Restate every line below word for word, but drop each picture.

*** Opening RECORDS SHOWN ***

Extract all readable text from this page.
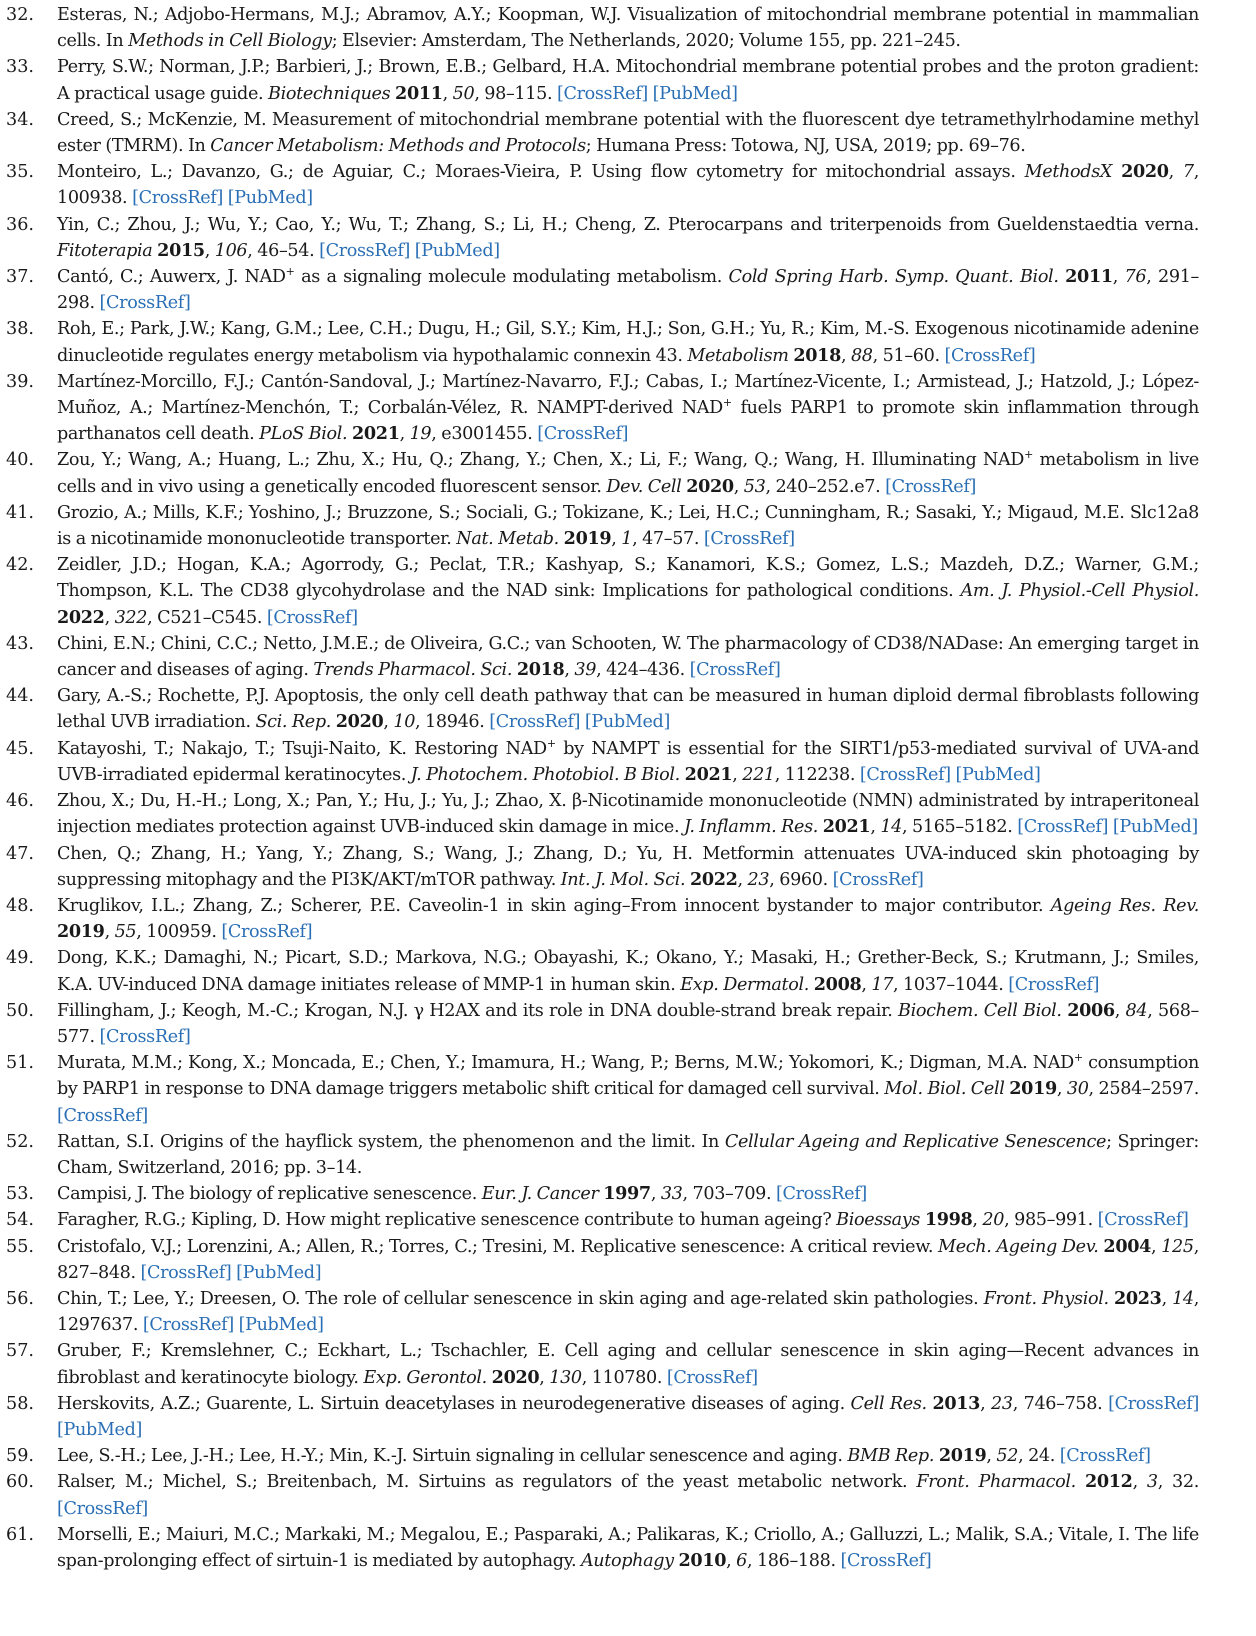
32.	Esteras, N.; Adjobo-Hermans, M.J.; Abramov, A.Y.; Koopman, W.J. Visualization of mitochondrial membrane potential in mammalian cells. In Methods in Cell Biology; Elsevier: Amsterdam, The Netherlands, 2020; Volume 155, pp. 221–245.
33.	Perry, S.W.; Norman, J.P.; Barbieri, J.; Brown, E.B.; Gelbard, H.A. Mitochondrial membrane potential probes and the proton gradient: A practical usage guide. Biotechniques 2011, 50, 98–115. [CrossRef] [PubMed]
34.	Creed, S.; McKenzie, M. Measurement of mitochondrial membrane potential with the fluorescent dye tetramethylrhodamine methyl ester (TMRM). In Cancer Metabolism: Methods and Protocols; Humana Press: Totowa, NJ, USA, 2019; pp. 69–76.
35.	Monteiro, L.; Davanzo, G.; de Aguiar, C.; Moraes-Vieira, P. Using flow cytometry for mitochondrial assays. MethodsX 2020, 7, 100938. [CrossRef] [PubMed]
36.	Yin, C.; Zhou, J.; Wu, Y.; Cao, Y.; Wu, T.; Zhang, S.; Li, H.; Cheng, Z. Pterocarpans and triterpenoids from Gueldenstaedtia verna. Fitoterapia 2015, 106, 46–54. [CrossRef] [PubMed]
37.	Cantó, C.; Auwerx, J. NAD+ as a signaling molecule modulating metabolism. Cold Spring Harb. Symp. Quant. Biol. 2011, 76, 291–298. [CrossRef]
38.	Roh, E.; Park, J.W.; Kang, G.M.; Lee, C.H.; Dugu, H.; Gil, S.Y.; Kim, H.J.; Son, G.H.; Yu, R.; Kim, M.-S. Exogenous nicotinamide adenine dinucleotide regulates energy metabolism via hypothalamic connexin 43. Metabolism 2018, 88, 51–60. [CrossRef]
39.	Martínez-Morcillo, F.J.; Cantón-Sandoval, J.; Martínez-Navarro, F.J.; Cabas, I.; Martínez-Vicente, I.; Armistead, J.; Hatzold, J.; López-Muñoz, A.; Martínez-Menchón, T.; Corbalán-Vélez, R. NAMPT-derived NAD+ fuels PARP1 to promote skin inflammation through parthanatos cell death. PLoS Biol. 2021, 19, e3001455. [CrossRef]
40.	Zou, Y.; Wang, A.; Huang, L.; Zhu, X.; Hu, Q.; Zhang, Y.; Chen, X.; Li, F.; Wang, Q.; Wang, H. Illuminating NAD+ metabolism in live cells and in vivo using a genetically encoded fluorescent sensor. Dev. Cell 2020, 53, 240–252.e7. [CrossRef]
41.	Grozio, A.; Mills, K.F.; Yoshino, J.; Bruzzone, S.; Sociali, G.; Tokizane, K.; Lei, H.C.; Cunningham, R.; Sasaki, Y.; Migaud, M.E. Slc12a8 is a nicotinamide mononucleotide transporter. Nat. Metab. 2019, 1, 47–57. [CrossRef]
42.	Zeidler, J.D.; Hogan, K.A.; Agorrody, G.; Peclat, T.R.; Kashyap, S.; Kanamori, K.S.; Gomez, L.S.; Mazdeh, D.Z.; Warner, G.M.; Thompson, K.L. The CD38 glycohydrolase and the NAD sink: Implications for pathological conditions. Am. J. Physiol.-Cell Physiol. 2022, 322, C521–C545. [CrossRef]
43.	Chini, E.N.; Chini, C.C.; Netto, J.M.E.; de Oliveira, G.C.; van Schooten, W. The pharmacology of CD38/NADase: An emerging target in cancer and diseases of aging. Trends Pharmacol. Sci. 2018, 39, 424–436. [CrossRef]
44.	Gary, A.-S.; Rochette, P.J. Apoptosis, the only cell death pathway that can be measured in human diploid dermal fibroblasts following lethal UVB irradiation. Sci. Rep. 2020, 10, 18946. [CrossRef] [PubMed]
45.	Katayoshi, T.; Nakajo, T.; Tsuji-Naito, K. Restoring NAD+ by NAMPT is essential for the SIRT1/p53-mediated survival of UVA-and UVB-irradiated epidermal keratinocytes. J. Photochem. Photobiol. B Biol. 2021, 221, 112238. [CrossRef] [PubMed]
46.	Zhou, X.; Du, H.-H.; Long, X.; Pan, Y.; Hu, J.; Yu, J.; Zhao, X. β-Nicotinamide mononucleotide (NMN) administrated by intraperitoneal injection mediates protection against UVB-induced skin damage in mice. J. Inflamm. Res. 2021, 14, 5165–5182. [CrossRef] [PubMed]
47.	Chen, Q.; Zhang, H.; Yang, Y.; Zhang, S.; Wang, J.; Zhang, D.; Yu, H. Metformin attenuates UVA-induced skin photoaging by suppressing mitophagy and the PI3K/AKT/mTOR pathway. Int. J. Mol. Sci. 2022, 23, 6960. [CrossRef]
48.	Kruglikov, I.L.; Zhang, Z.; Scherer, P.E. Caveolin-1 in skin aging–From innocent bystander to major contributor. Ageing Res. Rev. 2019, 55, 100959. [CrossRef]
49.	Dong, K.K.; Damaghi, N.; Picart, S.D.; Markova, N.G.; Obayashi, K.; Okano, Y.; Masaki, H.; Grether-Beck, S.; Krutmann, J.; Smiles, K.A. UV-induced DNA damage initiates release of MMP-1 in human skin. Exp. Dermatol. 2008, 17, 1037–1044. [CrossRef]
50.	Fillingham, J.; Keogh, M.-C.; Krogan, N.J. γ H2AX and its role in DNA double-strand break repair. Biochem. Cell Biol. 2006, 84, 568–577. [CrossRef]
51.	Murata, M.M.; Kong, X.; Moncada, E.; Chen, Y.; Imamura, H.; Wang, P.; Berns, M.W.; Yokomori, K.; Digman, M.A. NAD+ consumption by PARP1 in response to DNA damage triggers metabolic shift critical for damaged cell survival. Mol. Biol. Cell 2019, 30, 2584–2597. [CrossRef]
52.	Rattan, S.I. Origins of the hayflick system, the phenomenon and the limit. In Cellular Ageing and Replicative Senescence; Springer: Cham, Switzerland, 2016; pp. 3–14.
53.	Campisi, J. The biology of replicative senescence. Eur. J. Cancer 1997, 33, 703–709. [CrossRef]
54.	Faragher, R.G.; Kipling, D. How might replicative senescence contribute to human ageing? Bioessays 1998, 20, 985–991. [CrossRef]
55.	Cristofalo, V.J.; Lorenzini, A.; Allen, R.; Torres, C.; Tresini, M. Replicative senescence: A critical review. Mech. Ageing Dev. 2004, 125, 827–848. [CrossRef] [PubMed]
56.	Chin, T.; Lee, Y.; Dreesen, O. The role of cellular senescence in skin aging and age-related skin pathologies. Front. Physiol. 2023, 14, 1297637. [CrossRef] [PubMed]
57.	Gruber, F.; Kremslehner, C.; Eckhart, L.; Tschachler, E. Cell aging and cellular senescence in skin aging—Recent advances in fibroblast and keratinocyte biology. Exp. Gerontol. 2020, 130, 110780. [CrossRef]
58.	Herskovits, A.Z.; Guarente, L. Sirtuin deacetylases in neurodegenerative diseases of aging. Cell Res. 2013, 23, 746–758. [CrossRef] [PubMed]
59.	Lee, S.-H.; Lee, J.-H.; Lee, H.-Y.; Min, K.-J. Sirtuin signaling in cellular senescence and aging. BMB Rep. 2019, 52, 24. [CrossRef]
60.	Ralser, M.; Michel, S.; Breitenbach, M. Sirtuins as regulators of the yeast metabolic network. Front. Pharmacol. 2012, 3, 32. [CrossRef]
61.	Morselli, E.; Maiuri, M.C.; Markaki, M.; Megalou, E.; Pasparaki, A.; Palikaras, K.; Criollo, A.; Galluzzi, L.; Malik, S.A.; Vitale, I. The life span-prolonging effect of sirtuin-1 is mediated by autophagy. Autophagy 2010, 6, 186–188. [CrossRef]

*** Closing RECORDS SHOWN ***

OUTPUT:
Extract all readable text from this page.
32.	Esteras, N.; Adjobo-Hermans, M.J.; Abramov, A.Y.; Koopman, W.J. Visualization of mitochondrial membrane potential in mammalian cells. In Methods in Cell Biology; Elsevier: Amsterdam, The Netherlands, 2020; Volume 155, pp. 221–245.
33.	Perry, S.W.; Norman, J.P.; Barbieri, J.; Brown, E.B.; Gelbard, H.A. Mitochondrial membrane potential probes and the proton gradient: A practical usage guide. Biotechniques 2011, 50, 98–115. [CrossRef] [PubMed]
34.	Creed, S.; McKenzie, M. Measurement of mitochondrial membrane potential with the fluorescent dye tetramethylrhodamine methyl ester (TMRM). In Cancer Metabolism: Methods and Protocols; Humana Press: Totowa, NJ, USA, 2019; pp. 69–76.
35.	Monteiro, L.; Davanzo, G.; de Aguiar, C.; Moraes-Vieira, P. Using flow cytometry for mitochondrial assays. MethodsX 2020, 7, 100938. [CrossRef] [PubMed]
36.	Yin, C.; Zhou, J.; Wu, Y.; Cao, Y.; Wu, T.; Zhang, S.; Li, H.; Cheng, Z. Pterocarpans and triterpenoids from Gueldenstaedtia verna. Fitoterapia 2015, 106, 46–54. [CrossRef] [PubMed]
37.	Cantó, C.; Auwerx, J. NAD+ as a signaling molecule modulating metabolism. Cold Spring Harb. Symp. Quant. Biol. 2011, 76, 291–298. [CrossRef]
38.	Roh, E.; Park, J.W.; Kang, G.M.; Lee, C.H.; Dugu, H.; Gil, S.Y.; Kim, H.J.; Son, G.H.; Yu, R.; Kim, M.-S. Exogenous nicotinamide adenine dinucleotide regulates energy metabolism via hypothalamic connexin 43. Metabolism 2018, 88, 51–60. [CrossRef]
39.	Martínez-Morcillo, F.J.; Cantón-Sandoval, J.; Martínez-Navarro, F.J.; Cabas, I.; Martínez-Vicente, I.; Armistead, J.; Hatzold, J.; López-Muñoz, A.; Martínez-Menchón, T.; Corbalán-Vélez, R. NAMPT-derived NAD+ fuels PARP1 to promote skin inflammation through parthanatos cell death. PLoS Biol. 2021, 19, e3001455. [CrossRef]
40.	Zou, Y.; Wang, A.; Huang, L.; Zhu, X.; Hu, Q.; Zhang, Y.; Chen, X.; Li, F.; Wang, Q.; Wang, H. Illuminating NAD+ metabolism in live cells and in vivo using a genetically encoded fluorescent sensor. Dev. Cell 2020, 53, 240–252.e7. [CrossRef]
41.	Grozio, A.; Mills, K.F.; Yoshino, J.; Bruzzone, S.; Sociali, G.; Tokizane, K.; Lei, H.C.; Cunningham, R.; Sasaki, Y.; Migaud, M.E. Slc12a8 is a nicotinamide mononucleotide transporter. Nat. Metab. 2019, 1, 47–57. [CrossRef]
42.	Zeidler, J.D.; Hogan, K.A.; Agorrody, G.; Peclat, T.R.; Kashyap, S.; Kanamori, K.S.; Gomez, L.S.; Mazdeh, D.Z.; Warner, G.M.; Thompson, K.L. The CD38 glycohydrolase and the NAD sink: Implications for pathological conditions. Am. J. Physiol.-Cell Physiol. 2022, 322, C521–C545. [CrossRef]
43.	Chini, E.N.; Chini, C.C.; Netto, J.M.E.; de Oliveira, G.C.; van Schooten, W. The pharmacology of CD38/NADase: An emerging target in cancer and diseases of aging. Trends Pharmacol. Sci. 2018, 39, 424–436. [CrossRef]
44.	Gary, A.-S.; Rochette, P.J. Apoptosis, the only cell death pathway that can be measured in human diploid dermal fibroblasts following lethal UVB irradiation. Sci. Rep. 2020, 10, 18946. [CrossRef] [PubMed]
45.	Katayoshi, T.; Nakajo, T.; Tsuji-Naito, K. Restoring NAD+ by NAMPT is essential for the SIRT1/p53-mediated survival of UVA-and UVB-irradiated epidermal keratinocytes. J. Photochem. Photobiol. B Biol. 2021, 221, 112238. [CrossRef] [PubMed]
46.	Zhou, X.; Du, H.-H.; Long, X.; Pan, Y.; Hu, J.; Yu, J.; Zhao, X. β-Nicotinamide mononucleotide (NMN) administrated by intraperitoneal injection mediates protection against UVB-induced skin damage in mice. J. Inflamm. Res. 2021, 14, 5165–5182. [CrossRef] [PubMed]
47.	Chen, Q.; Zhang, H.; Yang, Y.; Zhang, S.; Wang, J.; Zhang, D.; Yu, H. Metformin attenuates UVA-induced skin photoaging by suppressing mitophagy and the PI3K/AKT/mTOR pathway. Int. J. Mol. Sci. 2022, 23, 6960. [CrossRef]
48.	Kruglikov, I.L.; Zhang, Z.; Scherer, P.E. Caveolin-1 in skin aging–From innocent bystander to major contributor. Ageing Res. Rev. 2019, 55, 100959. [CrossRef]
49.	Dong, K.K.; Damaghi, N.; Picart, S.D.; Markova, N.G.; Obayashi, K.; Okano, Y.; Masaki, H.; Grether-Beck, S.; Krutmann, J.; Smiles, K.A. UV-induced DNA damage initiates release of MMP-1 in human skin. Exp. Dermatol. 2008, 17, 1037–1044. [CrossRef]
50.	Fillingham, J.; Keogh, M.-C.; Krogan, N.J. γ H2AX and its role in DNA double-strand break repair. Biochem. Cell Biol. 2006, 84, 568–577. [CrossRef]
51.	Murata, M.M.; Kong, X.; Moncada, E.; Chen, Y.; Imamura, H.; Wang, P.; Berns, M.W.; Yokomori, K.; Digman, M.A. NAD+ consumption by PARP1 in response to DNA damage triggers metabolic shift critical for damaged cell survival. Mol. Biol. Cell 2019, 30, 2584–2597. [CrossRef]
52.	Rattan, S.I. Origins of the hayflick system, the phenomenon and the limit. In Cellular Ageing and Replicative Senescence; Springer: Cham, Switzerland, 2016; pp. 3–14.
53.	Campisi, J. The biology of replicative senescence. Eur. J. Cancer 1997, 33, 703–709. [CrossRef]
54.	Faragher, R.G.; Kipling, D. How might replicative senescence contribute to human ageing? Bioessays 1998, 20, 985–991. [CrossRef]
55.	Cristofalo, V.J.; Lorenzini, A.; Allen, R.; Torres, C.; Tresini, M. Replicative senescence: A critical review. Mech. Ageing Dev. 2004, 125, 827–848. [CrossRef] [PubMed]
56.	Chin, T.; Lee, Y.; Dreesen, O. The role of cellular senescence in skin aging and age-related skin pathologies. Front. Physiol. 2023, 14, 1297637. [CrossRef] [PubMed]
57.	Gruber, F.; Kremslehner, C.; Eckhart, L.; Tschachler, E. Cell aging and cellular senescence in skin aging—Recent advances in fibroblast and keratinocyte biology. Exp. Gerontol. 2020, 130, 110780. [CrossRef]
58.	Herskovits, A.Z.; Guarente, L. Sirtuin deacetylases in neurodegenerative diseases of aging. Cell Res. 2013, 23, 746–758. [CrossRef] [PubMed]
59.	Lee, S.-H.; Lee, J.-H.; Lee, H.-Y.; Min, K.-J. Sirtuin signaling in cellular senescence and aging. BMB Rep. 2019, 52, 24. [CrossRef]
60.	Ralser, M.; Michel, S.; Breitenbach, M. Sirtuins as regulators of the yeast metabolic network. Front. Pharmacol. 2012, 3, 32. [CrossRef]
61.	Morselli, E.; Maiuri, M.C.; Markaki, M.; Megalou, E.; Pasparaki, A.; Palikaras, K.; Criollo, A.; Galluzzi, L.; Malik, S.A.; Vitale, I. The life span-prolonging effect of sirtuin-1 is mediated by autophagy. Autophagy 2010, 6, 186–188. [CrossRef]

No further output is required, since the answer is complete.